--- BEGIN Input for this task ---

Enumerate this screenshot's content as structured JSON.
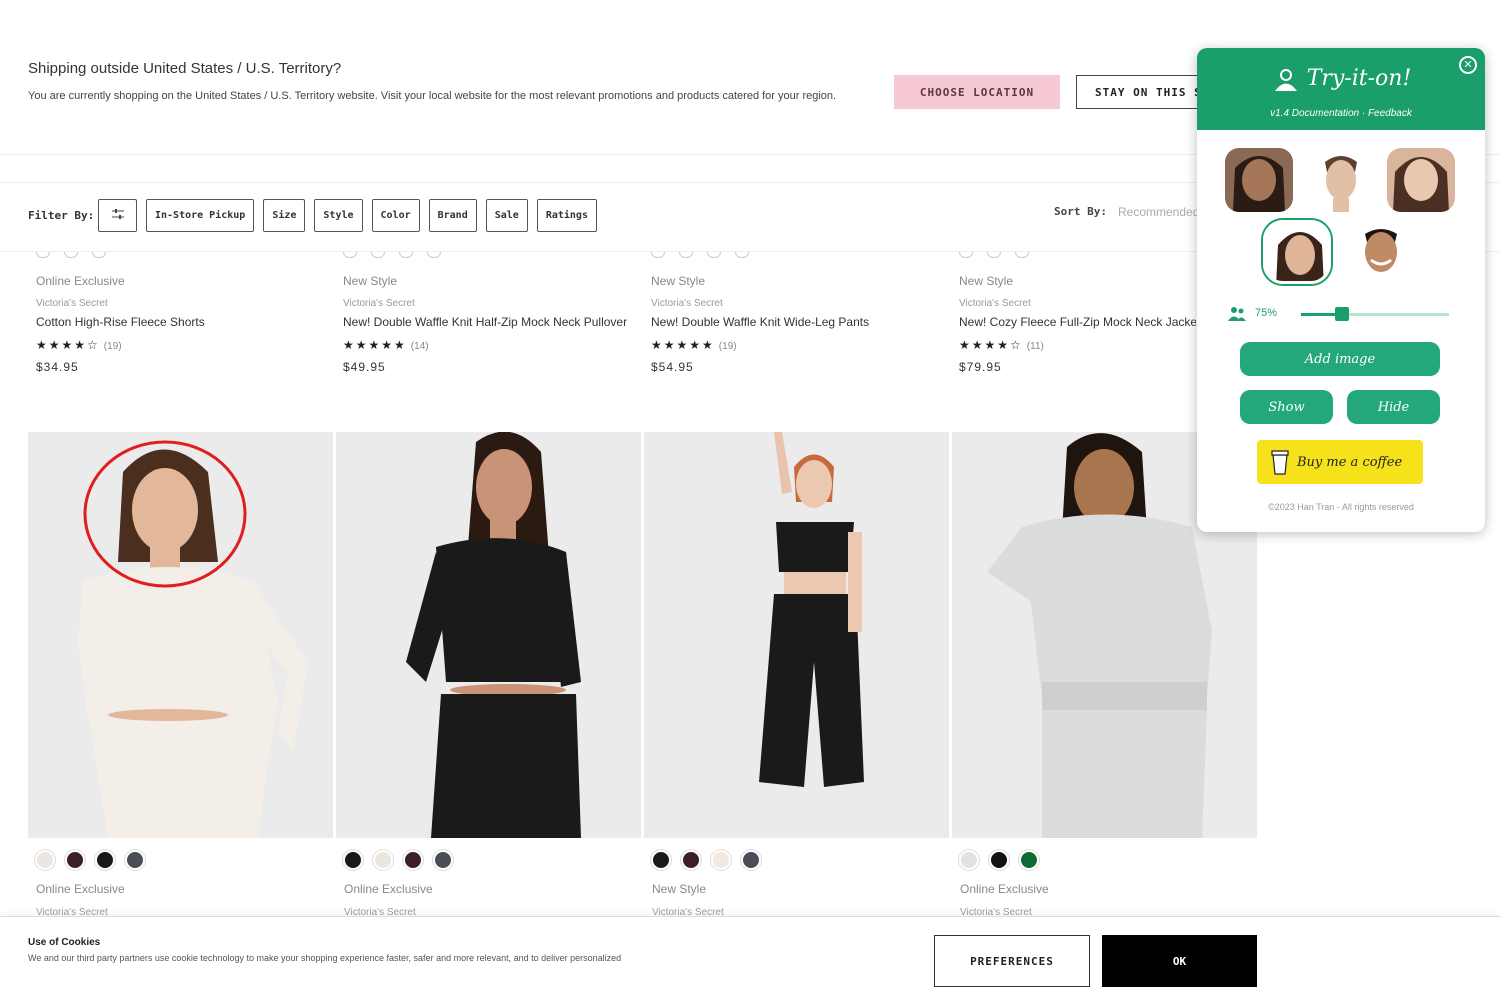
{
  "shipping": {
    "title": "Shipping outside United States / U.S. Territory?",
    "description": "You are currently shopping on the United States / U.S. Territory website. Visit your local website for the most relevant promotions and products catered for your region.",
    "choose_label": "CHOOSE LOCATION",
    "stay_label": "STAY ON THIS SITE"
  },
  "filter": {
    "label": "Filter By:",
    "chips": [
      "In-Store Pickup",
      "Size",
      "Style",
      "Color",
      "Brand",
      "Sale",
      "Ratings"
    ],
    "sort_label": "Sort By:",
    "sort_value": "Recommended"
  },
  "products_top": [
    {
      "badge": "Online Exclusive",
      "brand": "Victoria's Secret",
      "name": "Cotton High-Rise Fleece Shorts",
      "stars": "★★★★☆",
      "count": "(19)",
      "price": "$34.95"
    },
    {
      "badge": "New Style",
      "brand": "Victoria's Secret",
      "name": "New! Double Waffle Knit Half-Zip Mock Neck Pullover",
      "stars": "★★★★★",
      "count": "(14)",
      "price": "$49.95"
    },
    {
      "badge": "New Style",
      "brand": "Victoria's Secret",
      "name": "New! Double Waffle Knit Wide-Leg Pants",
      "stars": "★★★★★",
      "count": "(19)",
      "price": "$54.95"
    },
    {
      "badge": "New Style",
      "brand": "Victoria's Secret",
      "name": "New! Cozy Fleece Full-Zip Mock Neck Jacket",
      "stars": "★★★★☆",
      "count": "(11)",
      "price": "$79.95"
    }
  ],
  "products_bottom": [
    {
      "badge": "Online Exclusive",
      "brand": "Victoria's Secret",
      "swatches": [
        "#ece6e0",
        "#3a1f25",
        "#1a1a1a",
        "#4a4f57"
      ]
    },
    {
      "badge": "Online Exclusive",
      "brand": "Victoria's Secret",
      "swatches": [
        "#1a1a1a",
        "#ece6e0",
        "#3a1f25",
        "#4a4f57"
      ]
    },
    {
      "badge": "New Style",
      "brand": "Victoria's Secret",
      "swatches": [
        "#1a1a1a",
        "#3a1f25",
        "#f1e9e2",
        "#4a4f57"
      ]
    },
    {
      "badge": "Online Exclusive",
      "brand": "Victoria's Secret",
      "swatches": [
        "#e2e2e2",
        "#111111",
        "#0d6b34"
      ]
    }
  ],
  "cookie": {
    "title": "Use of Cookies",
    "text": "We and our third party partners use cookie technology to make your shopping experience faster, safer and more relevant, and to deliver personalized",
    "preferences_label": "PREFERENCES",
    "ok_label": "OK"
  },
  "extension": {
    "title": "Try-it-on!",
    "subtitle": "v1.4 Documentation · Feedback",
    "zoom": "75%",
    "zoom_value": 0.28,
    "add_image_label": "Add image",
    "show_label": "Show",
    "hide_label": "Hide",
    "coffee_label": "Buy me a coffee",
    "footer": "©2023 Han Tran - All rights reserved",
    "accent": "#1a9e6a"
  },
  "colors": {
    "highlight_ring": "#e01e1e",
    "pink_button": "#f7c9d3",
    "coffee_yellow": "#f5e21a"
  }
}
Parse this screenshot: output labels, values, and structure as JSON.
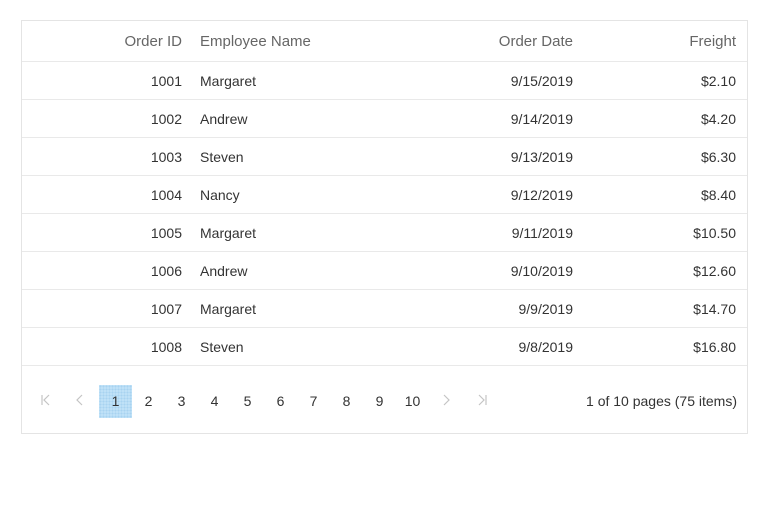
{
  "grid": {
    "columns": [
      "Order ID",
      "Employee Name",
      "Order Date",
      "Freight"
    ],
    "rows": [
      [
        "1001",
        "Margaret",
        "9/15/2019",
        "$2.10"
      ],
      [
        "1002",
        "Andrew",
        "9/14/2019",
        "$4.20"
      ],
      [
        "1003",
        "Steven",
        "9/13/2019",
        "$6.30"
      ],
      [
        "1004",
        "Nancy",
        "9/12/2019",
        "$8.40"
      ],
      [
        "1005",
        "Margaret",
        "9/11/2019",
        "$10.50"
      ],
      [
        "1006",
        "Andrew",
        "9/10/2019",
        "$12.60"
      ],
      [
        "1007",
        "Margaret",
        "9/9/2019",
        "$14.70"
      ],
      [
        "1008",
        "Steven",
        "9/8/2019",
        "$16.80"
      ]
    ]
  },
  "pager": {
    "pages": [
      "1",
      "2",
      "3",
      "4",
      "5",
      "6",
      "7",
      "8",
      "9",
      "10"
    ],
    "current_page": "1",
    "info": "1 of 10 pages (75 items)",
    "icons": {
      "first": "first-page-icon",
      "prev": "previous-page-icon",
      "next": "next-page-icon",
      "last": "last-page-icon"
    },
    "colors": {
      "active_bg": "#bfe1f7",
      "disabled_icon": "#c4c4c4"
    }
  }
}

--- END Input for this task ---

Omitting all images, print the listing exactly.

Enumerate this screenshot's content as structured JSON.
{
  "shipping": {
    "title": "Shipping outside United States / U.S. Territory?",
    "description": "You are currently shopping on the United States / U.S. Territory website. Visit your local website for the most relevant promotions and products catered for your region.",
    "choose_label": "CHOOSE LOCATION",
    "stay_label": "STAY ON THIS SITE"
  },
  "filter": {
    "label": "Filter By:",
    "chips": [
      "In-Store Pickup",
      "Size",
      "Style",
      "Color",
      "Brand",
      "Sale",
      "Ratings"
    ],
    "sort_label": "Sort By:",
    "sort_value": "Recommended"
  },
  "products_top": [
    {
      "badge": "Online Exclusive",
      "brand": "Victoria's Secret",
      "name": "Cotton High-Rise Fleece Shorts",
      "stars": "★★★★☆",
      "count": "(19)",
      "price": "$34.95"
    },
    {
      "badge": "New Style",
      "brand": "Victoria's Secret",
      "name": "New! Double Waffle Knit Half-Zip Mock Neck Pullover",
      "stars": "★★★★★",
      "count": "(14)",
      "price": "$49.95"
    },
    {
      "badge": "New Style",
      "brand": "Victoria's Secret",
      "name": "New! Double Waffle Knit Wide-Leg Pants",
      "stars": "★★★★★",
      "count": "(19)",
      "price": "$54.95"
    },
    {
      "badge": "New Style",
      "brand": "Victoria's Secret",
      "name": "New! Cozy Fleece Full-Zip Mock Neck Jacket",
      "stars": "★★★★☆",
      "count": "(11)",
      "price": "$79.95"
    }
  ],
  "products_bottom": [
    {
      "badge": "Online Exclusive",
      "brand": "Victoria's Secret",
      "swatches": [
        "#ece6e0",
        "#3a1f25",
        "#1a1a1a",
        "#4a4f57"
      ]
    },
    {
      "badge": "Online Exclusive",
      "brand": "Victoria's Secret",
      "swatches": [
        "#1a1a1a",
        "#ece6e0",
        "#3a1f25",
        "#4a4f57"
      ]
    },
    {
      "badge": "New Style",
      "brand": "Victoria's Secret",
      "swatches": [
        "#1a1a1a",
        "#3a1f25",
        "#f1e9e2",
        "#4a4f57"
      ]
    },
    {
      "badge": "Online Exclusive",
      "brand": "Victoria's Secret",
      "swatches": [
        "#e2e2e2",
        "#111111",
        "#0d6b34"
      ]
    }
  ],
  "cookie": {
    "title": "Use of Cookies",
    "text": "We and our third party partners use cookie technology to make your shopping experience faster, safer and more relevant, and to deliver personalized",
    "preferences_label": "PREFERENCES",
    "ok_label": "OK"
  },
  "extension": {
    "title": "Try-it-on!",
    "subtitle": "v1.4 Documentation · Feedback",
    "zoom": "75%",
    "zoom_value": 0.28,
    "add_image_label": "Add image",
    "show_label": "Show",
    "hide_label": "Hide",
    "coffee_label": "Buy me a coffee",
    "footer": "©2023 Han Tran - All rights reserved",
    "accent": "#1a9e6a"
  },
  "colors": {
    "highlight_ring": "#e01e1e",
    "pink_button": "#f7c9d3",
    "coffee_yellow": "#f5e21a"
  }
}
Parse this screenshot: output labels, values, and structure as JSON.
{
  "grid": {
    "columns": [
      "Order ID",
      "Employee Name",
      "Order Date",
      "Freight"
    ],
    "rows": [
      [
        "1001",
        "Margaret",
        "9/15/2019",
        "$2.10"
      ],
      [
        "1002",
        "Andrew",
        "9/14/2019",
        "$4.20"
      ],
      [
        "1003",
        "Steven",
        "9/13/2019",
        "$6.30"
      ],
      [
        "1004",
        "Nancy",
        "9/12/2019",
        "$8.40"
      ],
      [
        "1005",
        "Margaret",
        "9/11/2019",
        "$10.50"
      ],
      [
        "1006",
        "Andrew",
        "9/10/2019",
        "$12.60"
      ],
      [
        "1007",
        "Margaret",
        "9/9/2019",
        "$14.70"
      ],
      [
        "1008",
        "Steven",
        "9/8/2019",
        "$16.80"
      ]
    ]
  },
  "pager": {
    "pages": [
      "1",
      "2",
      "3",
      "4",
      "5",
      "6",
      "7",
      "8",
      "9",
      "10"
    ],
    "current_page": "1",
    "info": "1 of 10 pages (75 items)",
    "icons": {
      "first": "first-page-icon",
      "prev": "previous-page-icon",
      "next": "next-page-icon",
      "last": "last-page-icon"
    },
    "colors": {
      "active_bg": "#bfe1f7",
      "disabled_icon": "#c4c4c4"
    }
  }
}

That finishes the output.